Job
Send back all the data below, exactly as given.

Records that describe figures
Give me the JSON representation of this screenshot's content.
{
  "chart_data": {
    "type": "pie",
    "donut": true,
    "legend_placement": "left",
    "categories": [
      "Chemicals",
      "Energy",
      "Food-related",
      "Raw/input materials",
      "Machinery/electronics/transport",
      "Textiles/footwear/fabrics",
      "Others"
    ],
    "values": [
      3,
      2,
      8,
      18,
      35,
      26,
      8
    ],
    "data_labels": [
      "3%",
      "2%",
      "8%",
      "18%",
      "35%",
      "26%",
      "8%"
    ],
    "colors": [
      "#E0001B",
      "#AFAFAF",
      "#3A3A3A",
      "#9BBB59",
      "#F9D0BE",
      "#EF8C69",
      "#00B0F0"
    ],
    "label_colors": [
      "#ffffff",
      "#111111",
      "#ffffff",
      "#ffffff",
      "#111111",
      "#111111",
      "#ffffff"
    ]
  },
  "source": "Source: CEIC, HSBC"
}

Worked answer
Give me the JSON representation of this screenshot's content.
{
  "chart_data": {
    "type": "pie",
    "donut": true,
    "legend_placement": "left",
    "categories": [
      "Chemicals",
      "Energy",
      "Food-related",
      "Raw/input materials",
      "Machinery/electronics/transport",
      "Textiles/footwear/fabrics",
      "Others"
    ],
    "values": [
      3,
      2,
      8,
      18,
      35,
      26,
      8
    ],
    "data_labels": [
      "3%",
      "2%",
      "8%",
      "18%",
      "35%",
      "26%",
      "8%"
    ],
    "colors": [
      "#E0001B",
      "#AFAFAF",
      "#3A3A3A",
      "#9BBB59",
      "#F9D0BE",
      "#EF8C69",
      "#00B0F0"
    ],
    "label_colors": [
      "#ffffff",
      "#111111",
      "#ffffff",
      "#ffffff",
      "#111111",
      "#111111",
      "#ffffff"
    ]
  },
  "source": "Source: CEIC, HSBC"
}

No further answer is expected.